__What the task asks__. Search the entries for the word "genes" and copy each line that has it.
........
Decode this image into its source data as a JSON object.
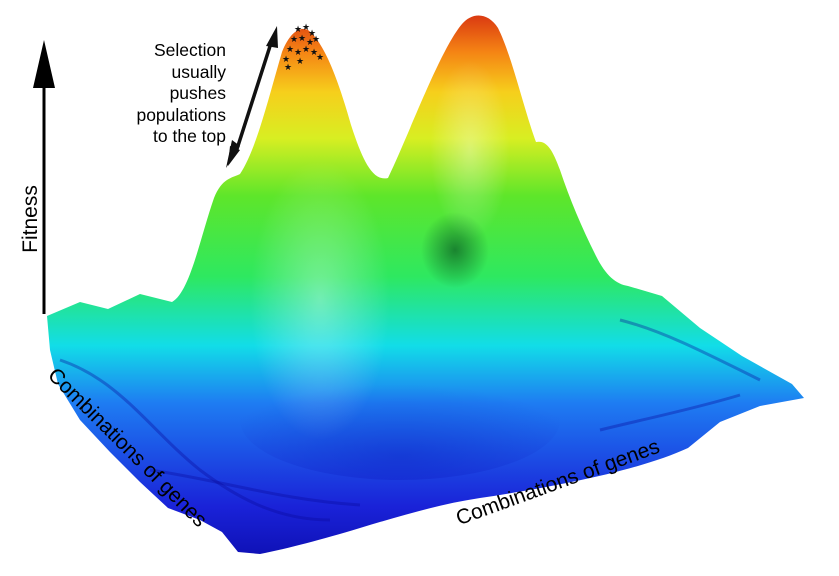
{
  "figure": {
    "y_axis_label": "Fitness",
    "x_axis_left_label": "Combinations of genes",
    "x_axis_right_label": "Combinations of genes",
    "annotation_lines": [
      "Selection",
      "usually",
      "pushes",
      "populations",
      "to the top"
    ],
    "population_marker": "★",
    "colormap": [
      "#1a1ad0",
      "#1e7bf0",
      "#10e0e8",
      "#2ee85a",
      "#b8ee22",
      "#f2e81e",
      "#f58a14",
      "#d01810"
    ],
    "axis_color": "#000000"
  }
}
........
__Your response__.
    "x_axis_left_label": "Combinations of genes",
    "x_axis_right_label": "Combinations of genes",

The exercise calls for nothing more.